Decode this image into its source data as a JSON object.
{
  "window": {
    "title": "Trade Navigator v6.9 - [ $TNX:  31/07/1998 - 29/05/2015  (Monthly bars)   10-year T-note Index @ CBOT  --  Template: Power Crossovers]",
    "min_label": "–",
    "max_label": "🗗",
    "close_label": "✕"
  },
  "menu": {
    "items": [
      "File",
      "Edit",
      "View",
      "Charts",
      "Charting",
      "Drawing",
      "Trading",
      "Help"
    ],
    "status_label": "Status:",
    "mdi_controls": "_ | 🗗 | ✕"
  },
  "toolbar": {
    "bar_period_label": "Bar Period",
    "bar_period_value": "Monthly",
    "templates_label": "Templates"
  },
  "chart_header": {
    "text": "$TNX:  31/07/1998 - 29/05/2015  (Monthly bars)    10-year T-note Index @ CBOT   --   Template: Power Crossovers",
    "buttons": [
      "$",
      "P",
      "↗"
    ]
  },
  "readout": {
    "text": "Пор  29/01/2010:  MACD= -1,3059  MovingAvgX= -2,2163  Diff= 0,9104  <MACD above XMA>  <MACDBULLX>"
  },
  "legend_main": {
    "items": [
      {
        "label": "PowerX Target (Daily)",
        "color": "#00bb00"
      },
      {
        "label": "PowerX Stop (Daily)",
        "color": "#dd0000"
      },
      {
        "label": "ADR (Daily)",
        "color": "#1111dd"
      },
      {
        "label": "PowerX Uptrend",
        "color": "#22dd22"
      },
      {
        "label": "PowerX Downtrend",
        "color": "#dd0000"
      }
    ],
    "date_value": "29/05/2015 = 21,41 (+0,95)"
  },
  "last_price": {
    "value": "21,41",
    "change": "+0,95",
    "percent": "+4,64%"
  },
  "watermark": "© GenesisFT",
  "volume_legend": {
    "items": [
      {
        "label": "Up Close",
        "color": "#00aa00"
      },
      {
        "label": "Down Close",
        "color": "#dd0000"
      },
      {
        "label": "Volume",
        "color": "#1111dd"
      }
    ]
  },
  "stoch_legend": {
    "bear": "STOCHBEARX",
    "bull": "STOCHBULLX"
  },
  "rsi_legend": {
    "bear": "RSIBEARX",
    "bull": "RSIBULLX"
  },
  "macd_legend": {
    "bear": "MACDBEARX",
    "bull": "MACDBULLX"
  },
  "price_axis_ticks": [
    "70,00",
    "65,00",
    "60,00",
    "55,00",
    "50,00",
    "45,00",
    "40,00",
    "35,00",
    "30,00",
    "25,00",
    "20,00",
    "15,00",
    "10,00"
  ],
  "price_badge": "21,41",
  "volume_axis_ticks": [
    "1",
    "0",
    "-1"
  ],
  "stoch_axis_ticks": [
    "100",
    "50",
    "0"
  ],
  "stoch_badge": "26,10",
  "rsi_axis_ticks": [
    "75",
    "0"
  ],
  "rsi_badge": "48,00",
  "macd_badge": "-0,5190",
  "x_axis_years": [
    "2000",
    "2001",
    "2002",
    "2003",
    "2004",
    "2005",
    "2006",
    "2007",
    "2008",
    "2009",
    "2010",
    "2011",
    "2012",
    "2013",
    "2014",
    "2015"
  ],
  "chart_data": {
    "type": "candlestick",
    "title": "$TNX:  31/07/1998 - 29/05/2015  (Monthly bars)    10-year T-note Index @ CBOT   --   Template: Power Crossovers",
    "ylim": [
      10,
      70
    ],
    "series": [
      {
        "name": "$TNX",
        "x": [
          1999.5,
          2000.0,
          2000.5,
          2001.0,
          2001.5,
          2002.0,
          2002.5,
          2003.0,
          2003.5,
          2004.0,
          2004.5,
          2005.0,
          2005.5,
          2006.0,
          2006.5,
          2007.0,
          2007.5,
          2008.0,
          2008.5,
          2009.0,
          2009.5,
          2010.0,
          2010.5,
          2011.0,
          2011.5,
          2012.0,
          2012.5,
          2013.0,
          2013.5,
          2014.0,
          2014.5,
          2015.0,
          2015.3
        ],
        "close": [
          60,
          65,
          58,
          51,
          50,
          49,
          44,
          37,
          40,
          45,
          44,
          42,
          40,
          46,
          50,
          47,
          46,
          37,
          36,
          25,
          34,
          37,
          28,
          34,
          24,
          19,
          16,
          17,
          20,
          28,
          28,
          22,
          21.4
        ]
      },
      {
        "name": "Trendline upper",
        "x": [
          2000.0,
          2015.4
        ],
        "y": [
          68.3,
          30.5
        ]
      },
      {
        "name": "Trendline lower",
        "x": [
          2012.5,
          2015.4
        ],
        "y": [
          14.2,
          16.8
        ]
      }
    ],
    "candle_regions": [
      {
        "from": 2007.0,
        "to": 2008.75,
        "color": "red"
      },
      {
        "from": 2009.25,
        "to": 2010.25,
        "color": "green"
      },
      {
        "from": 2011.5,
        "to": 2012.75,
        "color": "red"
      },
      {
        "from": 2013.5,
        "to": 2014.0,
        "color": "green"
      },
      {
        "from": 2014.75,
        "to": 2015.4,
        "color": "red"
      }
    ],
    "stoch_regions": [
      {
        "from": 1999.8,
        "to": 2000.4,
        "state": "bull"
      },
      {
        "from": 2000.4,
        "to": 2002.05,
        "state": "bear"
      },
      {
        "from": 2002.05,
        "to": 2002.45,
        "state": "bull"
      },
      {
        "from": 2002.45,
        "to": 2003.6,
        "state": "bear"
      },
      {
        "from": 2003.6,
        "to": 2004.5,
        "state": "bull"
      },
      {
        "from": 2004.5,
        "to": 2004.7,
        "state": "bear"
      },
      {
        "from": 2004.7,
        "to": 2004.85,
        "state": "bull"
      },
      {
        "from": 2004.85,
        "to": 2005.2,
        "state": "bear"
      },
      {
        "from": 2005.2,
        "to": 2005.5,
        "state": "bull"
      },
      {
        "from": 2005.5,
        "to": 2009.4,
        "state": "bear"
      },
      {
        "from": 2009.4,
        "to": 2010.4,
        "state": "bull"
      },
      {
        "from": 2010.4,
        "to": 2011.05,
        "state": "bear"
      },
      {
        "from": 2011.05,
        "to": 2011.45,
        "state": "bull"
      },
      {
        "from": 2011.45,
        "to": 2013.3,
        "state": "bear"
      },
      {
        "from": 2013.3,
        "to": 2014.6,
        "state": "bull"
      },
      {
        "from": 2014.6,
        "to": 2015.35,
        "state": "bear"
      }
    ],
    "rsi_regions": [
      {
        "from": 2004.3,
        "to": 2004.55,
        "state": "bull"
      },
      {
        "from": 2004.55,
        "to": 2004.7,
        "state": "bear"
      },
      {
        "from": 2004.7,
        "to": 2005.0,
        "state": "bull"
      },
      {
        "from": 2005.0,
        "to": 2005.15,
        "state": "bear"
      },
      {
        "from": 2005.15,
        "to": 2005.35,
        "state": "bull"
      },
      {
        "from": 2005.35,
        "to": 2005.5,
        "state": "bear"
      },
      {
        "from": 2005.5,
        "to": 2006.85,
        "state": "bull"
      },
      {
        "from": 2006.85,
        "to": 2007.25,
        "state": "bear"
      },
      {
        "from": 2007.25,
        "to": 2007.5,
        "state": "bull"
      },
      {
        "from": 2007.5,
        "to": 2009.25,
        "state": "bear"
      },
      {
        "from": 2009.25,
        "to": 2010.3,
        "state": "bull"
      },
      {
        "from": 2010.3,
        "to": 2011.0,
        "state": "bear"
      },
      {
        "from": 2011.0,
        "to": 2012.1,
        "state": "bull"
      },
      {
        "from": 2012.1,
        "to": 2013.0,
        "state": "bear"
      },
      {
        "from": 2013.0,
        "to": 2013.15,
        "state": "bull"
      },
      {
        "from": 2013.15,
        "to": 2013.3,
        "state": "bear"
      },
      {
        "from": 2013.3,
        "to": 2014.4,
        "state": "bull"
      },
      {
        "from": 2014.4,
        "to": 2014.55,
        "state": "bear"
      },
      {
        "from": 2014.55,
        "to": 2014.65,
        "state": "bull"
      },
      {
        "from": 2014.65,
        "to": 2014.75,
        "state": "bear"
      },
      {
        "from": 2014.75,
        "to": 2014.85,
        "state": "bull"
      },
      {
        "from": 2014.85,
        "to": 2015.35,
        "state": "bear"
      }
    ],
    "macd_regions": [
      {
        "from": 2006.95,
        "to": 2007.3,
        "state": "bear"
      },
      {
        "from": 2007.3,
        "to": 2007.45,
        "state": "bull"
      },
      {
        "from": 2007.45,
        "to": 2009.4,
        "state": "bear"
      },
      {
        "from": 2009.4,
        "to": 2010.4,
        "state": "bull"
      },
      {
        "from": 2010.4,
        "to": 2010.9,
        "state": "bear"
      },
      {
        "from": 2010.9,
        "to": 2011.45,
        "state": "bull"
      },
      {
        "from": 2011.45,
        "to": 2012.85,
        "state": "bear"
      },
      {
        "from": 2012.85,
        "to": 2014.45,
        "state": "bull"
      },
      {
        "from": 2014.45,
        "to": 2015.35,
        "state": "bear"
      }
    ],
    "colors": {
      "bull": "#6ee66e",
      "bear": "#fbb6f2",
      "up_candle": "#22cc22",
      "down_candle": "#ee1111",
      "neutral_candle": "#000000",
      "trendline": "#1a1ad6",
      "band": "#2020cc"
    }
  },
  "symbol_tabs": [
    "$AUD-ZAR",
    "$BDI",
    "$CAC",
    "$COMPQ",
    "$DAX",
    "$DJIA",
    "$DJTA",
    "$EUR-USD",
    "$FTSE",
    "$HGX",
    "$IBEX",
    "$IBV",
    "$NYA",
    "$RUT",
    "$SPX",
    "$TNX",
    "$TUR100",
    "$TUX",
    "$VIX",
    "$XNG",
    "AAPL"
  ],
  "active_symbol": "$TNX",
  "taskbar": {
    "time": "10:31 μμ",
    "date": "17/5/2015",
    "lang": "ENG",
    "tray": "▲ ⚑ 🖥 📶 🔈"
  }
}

========================================

About this exercise -
Find the word "note" in the entries, then copy out every line that has it.

Answer for this exercise -
    "title": "Trade Navigator v6.9 - [ $TNX:  31/07/1998 - 29/05/2015  (Monthly bars)   10-year T-note Index @ CBOT  --  Template: Power Crossovers]",
    "text": "$TNX:  31/07/1998 - 29/05/2015  (Monthly bars)    10-year T-note Index @ CBOT   --   Template: Power Crossovers",
    "title": "$TNX:  31/07/1998 - 29/05/2015  (Monthly bars)    10-year T-note Index @ CBOT   --   Template: Power Crossovers",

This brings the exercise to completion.